- EXERCISE: Repeat the material below exactly, with no pictures.

═════ INPUT RECORDS ═════

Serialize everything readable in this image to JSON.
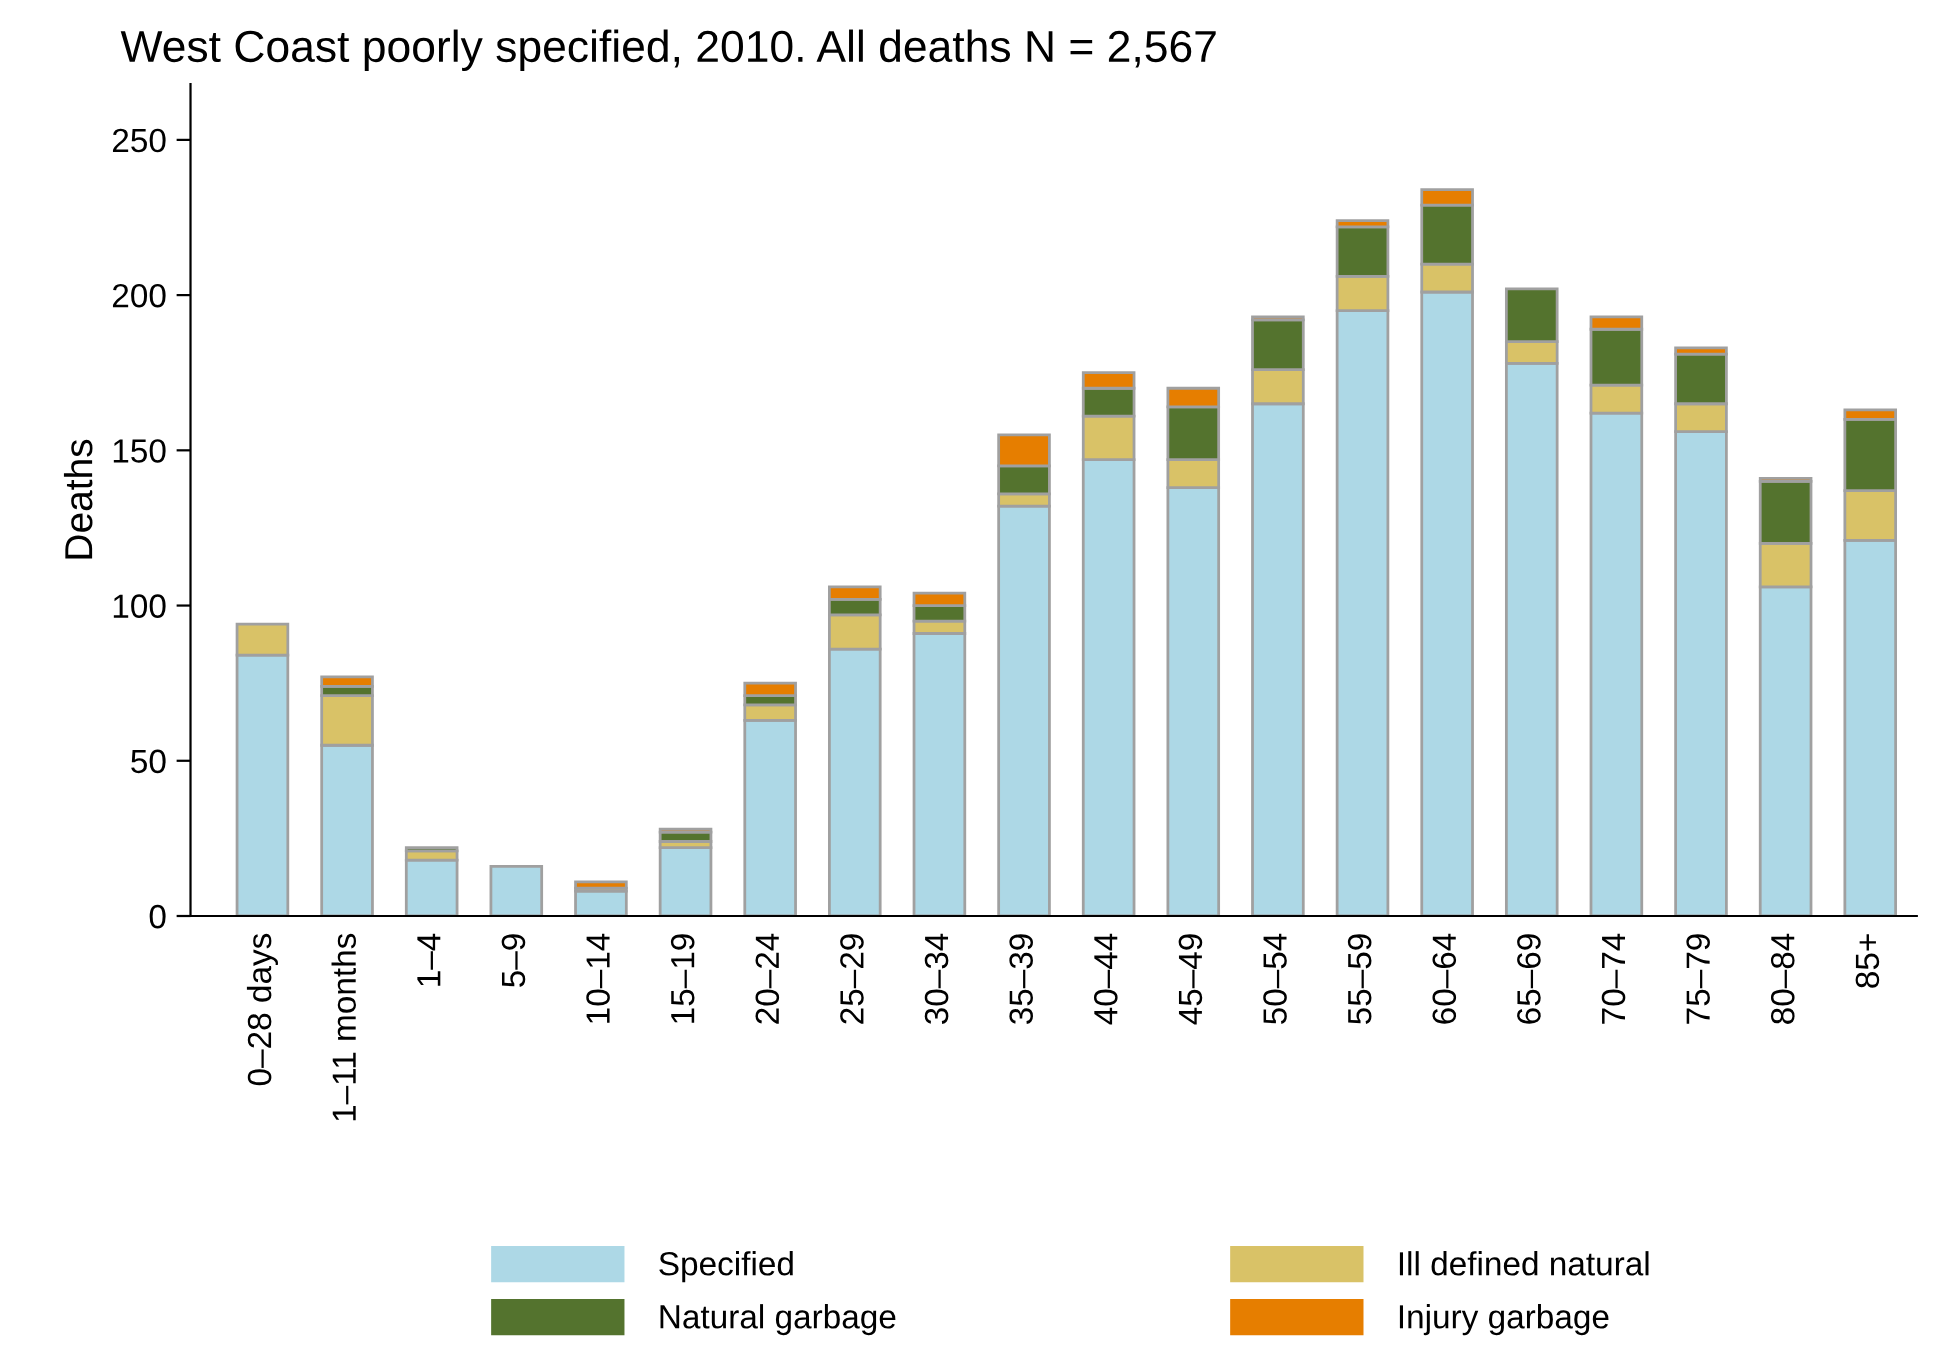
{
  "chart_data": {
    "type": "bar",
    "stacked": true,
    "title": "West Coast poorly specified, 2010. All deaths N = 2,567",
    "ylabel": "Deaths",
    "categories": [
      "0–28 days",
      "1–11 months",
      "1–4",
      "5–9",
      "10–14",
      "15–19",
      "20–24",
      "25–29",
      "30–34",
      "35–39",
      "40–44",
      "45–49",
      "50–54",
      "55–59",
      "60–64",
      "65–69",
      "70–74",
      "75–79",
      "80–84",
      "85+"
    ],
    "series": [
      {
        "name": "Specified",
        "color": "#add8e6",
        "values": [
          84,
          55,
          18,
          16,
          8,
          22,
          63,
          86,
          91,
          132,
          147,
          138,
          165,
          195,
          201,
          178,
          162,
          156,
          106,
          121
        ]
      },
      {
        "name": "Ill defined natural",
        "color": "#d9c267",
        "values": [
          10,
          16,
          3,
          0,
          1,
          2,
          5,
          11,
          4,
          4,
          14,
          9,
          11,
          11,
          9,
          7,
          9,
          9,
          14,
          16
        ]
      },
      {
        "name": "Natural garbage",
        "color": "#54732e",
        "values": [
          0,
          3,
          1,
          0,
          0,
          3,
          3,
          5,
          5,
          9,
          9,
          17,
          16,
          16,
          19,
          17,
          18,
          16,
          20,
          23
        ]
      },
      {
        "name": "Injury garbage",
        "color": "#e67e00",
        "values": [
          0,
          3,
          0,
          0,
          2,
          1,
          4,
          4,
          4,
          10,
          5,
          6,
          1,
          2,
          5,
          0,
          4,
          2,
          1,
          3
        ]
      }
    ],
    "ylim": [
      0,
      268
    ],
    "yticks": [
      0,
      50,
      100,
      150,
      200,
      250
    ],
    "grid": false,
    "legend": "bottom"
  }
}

═════

- EXPECTED ANSWER:
Serialize everything readable in this image to JSON.
{
  "chart_data": {
    "type": "bar",
    "stacked": true,
    "title": "West Coast poorly specified, 2010. All deaths N = 2,567",
    "ylabel": "Deaths",
    "categories": [
      "0–28 days",
      "1–11 months",
      "1–4",
      "5–9",
      "10–14",
      "15–19",
      "20–24",
      "25–29",
      "30–34",
      "35–39",
      "40–44",
      "45–49",
      "50–54",
      "55–59",
      "60–64",
      "65–69",
      "70–74",
      "75–79",
      "80–84",
      "85+"
    ],
    "series": [
      {
        "name": "Specified",
        "color": "#add8e6",
        "values": [
          84,
          55,
          18,
          16,
          8,
          22,
          63,
          86,
          91,
          132,
          147,
          138,
          165,
          195,
          201,
          178,
          162,
          156,
          106,
          121
        ]
      },
      {
        "name": "Ill defined natural",
        "color": "#d9c267",
        "values": [
          10,
          16,
          3,
          0,
          1,
          2,
          5,
          11,
          4,
          4,
          14,
          9,
          11,
          11,
          9,
          7,
          9,
          9,
          14,
          16
        ]
      },
      {
        "name": "Natural garbage",
        "color": "#54732e",
        "values": [
          0,
          3,
          1,
          0,
          0,
          3,
          3,
          5,
          5,
          9,
          9,
          17,
          16,
          16,
          19,
          17,
          18,
          16,
          20,
          23
        ]
      },
      {
        "name": "Injury garbage",
        "color": "#e67e00",
        "values": [
          0,
          3,
          0,
          0,
          2,
          1,
          4,
          4,
          4,
          10,
          5,
          6,
          1,
          2,
          5,
          0,
          4,
          2,
          1,
          3
        ]
      }
    ],
    "ylim": [
      0,
      268
    ],
    "yticks": [
      0,
      50,
      100,
      150,
      200,
      250
    ],
    "grid": false,
    "legend": "bottom"
  }
}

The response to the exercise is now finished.